**What the task asks**
In the entries below, find every line holding the string "ylabel" and collect it.
'''
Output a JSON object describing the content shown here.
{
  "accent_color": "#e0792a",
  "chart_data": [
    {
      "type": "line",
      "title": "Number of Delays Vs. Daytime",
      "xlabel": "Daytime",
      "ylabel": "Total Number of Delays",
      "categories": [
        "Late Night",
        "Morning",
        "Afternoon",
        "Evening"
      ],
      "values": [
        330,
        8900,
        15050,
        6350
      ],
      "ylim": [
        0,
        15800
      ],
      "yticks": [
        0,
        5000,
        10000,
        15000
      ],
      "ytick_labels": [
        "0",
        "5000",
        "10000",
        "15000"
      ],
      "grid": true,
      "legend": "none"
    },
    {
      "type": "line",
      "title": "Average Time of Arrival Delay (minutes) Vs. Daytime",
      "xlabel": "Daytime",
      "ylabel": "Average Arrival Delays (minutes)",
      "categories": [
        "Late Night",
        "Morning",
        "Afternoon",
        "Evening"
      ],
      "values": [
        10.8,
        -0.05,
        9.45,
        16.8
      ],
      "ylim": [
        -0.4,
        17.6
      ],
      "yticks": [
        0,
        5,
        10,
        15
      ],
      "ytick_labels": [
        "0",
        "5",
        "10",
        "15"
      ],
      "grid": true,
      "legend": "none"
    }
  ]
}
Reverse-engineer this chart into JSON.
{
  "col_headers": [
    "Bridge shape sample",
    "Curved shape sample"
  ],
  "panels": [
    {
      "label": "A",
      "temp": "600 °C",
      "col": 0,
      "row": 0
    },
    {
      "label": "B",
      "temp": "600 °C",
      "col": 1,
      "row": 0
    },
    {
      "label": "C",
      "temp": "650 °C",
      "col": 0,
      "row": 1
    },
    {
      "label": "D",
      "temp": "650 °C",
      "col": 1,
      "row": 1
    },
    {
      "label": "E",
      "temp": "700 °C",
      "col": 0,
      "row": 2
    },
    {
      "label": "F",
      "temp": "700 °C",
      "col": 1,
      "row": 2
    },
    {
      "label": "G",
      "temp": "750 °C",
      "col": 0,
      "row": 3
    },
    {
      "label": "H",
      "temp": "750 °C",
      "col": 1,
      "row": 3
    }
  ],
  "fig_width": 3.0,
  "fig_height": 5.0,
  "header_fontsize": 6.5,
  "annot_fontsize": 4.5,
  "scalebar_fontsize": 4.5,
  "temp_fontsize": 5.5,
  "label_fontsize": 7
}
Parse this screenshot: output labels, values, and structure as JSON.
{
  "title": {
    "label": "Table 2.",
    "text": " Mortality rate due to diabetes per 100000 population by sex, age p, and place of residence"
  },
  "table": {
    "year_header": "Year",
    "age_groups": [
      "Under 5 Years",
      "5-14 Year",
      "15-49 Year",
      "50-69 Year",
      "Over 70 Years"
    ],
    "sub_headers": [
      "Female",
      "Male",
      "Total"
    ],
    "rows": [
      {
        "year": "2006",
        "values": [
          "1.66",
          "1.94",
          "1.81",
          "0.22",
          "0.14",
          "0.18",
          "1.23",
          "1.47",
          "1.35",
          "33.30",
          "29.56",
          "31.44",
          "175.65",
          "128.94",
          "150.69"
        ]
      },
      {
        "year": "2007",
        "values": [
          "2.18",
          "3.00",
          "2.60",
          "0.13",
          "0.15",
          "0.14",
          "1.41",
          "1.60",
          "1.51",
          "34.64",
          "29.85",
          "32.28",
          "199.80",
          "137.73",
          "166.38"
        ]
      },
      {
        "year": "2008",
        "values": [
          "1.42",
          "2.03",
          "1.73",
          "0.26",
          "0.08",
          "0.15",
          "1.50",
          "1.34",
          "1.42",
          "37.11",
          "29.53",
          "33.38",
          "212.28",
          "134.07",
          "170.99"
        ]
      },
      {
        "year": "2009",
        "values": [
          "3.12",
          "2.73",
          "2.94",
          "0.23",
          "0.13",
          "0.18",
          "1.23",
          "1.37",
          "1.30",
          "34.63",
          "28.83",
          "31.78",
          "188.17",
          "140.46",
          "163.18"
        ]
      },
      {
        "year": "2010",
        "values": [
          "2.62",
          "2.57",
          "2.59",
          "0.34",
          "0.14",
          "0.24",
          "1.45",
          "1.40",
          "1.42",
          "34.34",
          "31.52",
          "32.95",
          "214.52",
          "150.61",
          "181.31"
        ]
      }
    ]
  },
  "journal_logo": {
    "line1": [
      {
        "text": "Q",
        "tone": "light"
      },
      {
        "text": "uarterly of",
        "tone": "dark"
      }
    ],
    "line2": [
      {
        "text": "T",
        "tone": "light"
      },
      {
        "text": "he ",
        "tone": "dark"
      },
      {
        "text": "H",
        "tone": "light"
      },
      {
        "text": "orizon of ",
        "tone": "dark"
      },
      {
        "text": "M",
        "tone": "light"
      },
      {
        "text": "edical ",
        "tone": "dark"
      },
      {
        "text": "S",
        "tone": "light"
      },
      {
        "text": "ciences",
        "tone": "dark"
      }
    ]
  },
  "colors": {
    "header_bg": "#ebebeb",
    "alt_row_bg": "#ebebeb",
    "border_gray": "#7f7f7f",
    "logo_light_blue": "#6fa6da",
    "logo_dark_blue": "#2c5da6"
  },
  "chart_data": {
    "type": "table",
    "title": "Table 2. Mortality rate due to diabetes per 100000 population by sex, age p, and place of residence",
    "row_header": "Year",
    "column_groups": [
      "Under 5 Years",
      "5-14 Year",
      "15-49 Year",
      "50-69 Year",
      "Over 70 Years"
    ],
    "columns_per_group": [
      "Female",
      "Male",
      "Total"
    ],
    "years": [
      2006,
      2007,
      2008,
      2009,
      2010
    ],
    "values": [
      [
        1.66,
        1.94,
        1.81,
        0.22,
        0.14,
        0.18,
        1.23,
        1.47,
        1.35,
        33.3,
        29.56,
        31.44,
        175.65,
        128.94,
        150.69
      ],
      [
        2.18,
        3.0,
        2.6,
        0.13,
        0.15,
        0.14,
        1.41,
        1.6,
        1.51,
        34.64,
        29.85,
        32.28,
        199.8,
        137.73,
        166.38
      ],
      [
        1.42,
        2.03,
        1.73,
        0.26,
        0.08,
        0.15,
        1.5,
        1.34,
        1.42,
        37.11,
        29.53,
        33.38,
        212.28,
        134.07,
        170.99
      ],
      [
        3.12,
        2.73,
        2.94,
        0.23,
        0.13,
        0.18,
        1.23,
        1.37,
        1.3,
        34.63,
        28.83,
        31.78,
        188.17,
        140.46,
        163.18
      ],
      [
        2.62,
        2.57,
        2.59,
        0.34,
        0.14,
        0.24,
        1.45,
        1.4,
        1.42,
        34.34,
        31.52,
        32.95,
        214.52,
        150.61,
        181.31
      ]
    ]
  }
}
'''
**Correct result**
      "ylabel": "Total Number of Delays",
      "ylabel": "Average Arrival Delays (minutes)",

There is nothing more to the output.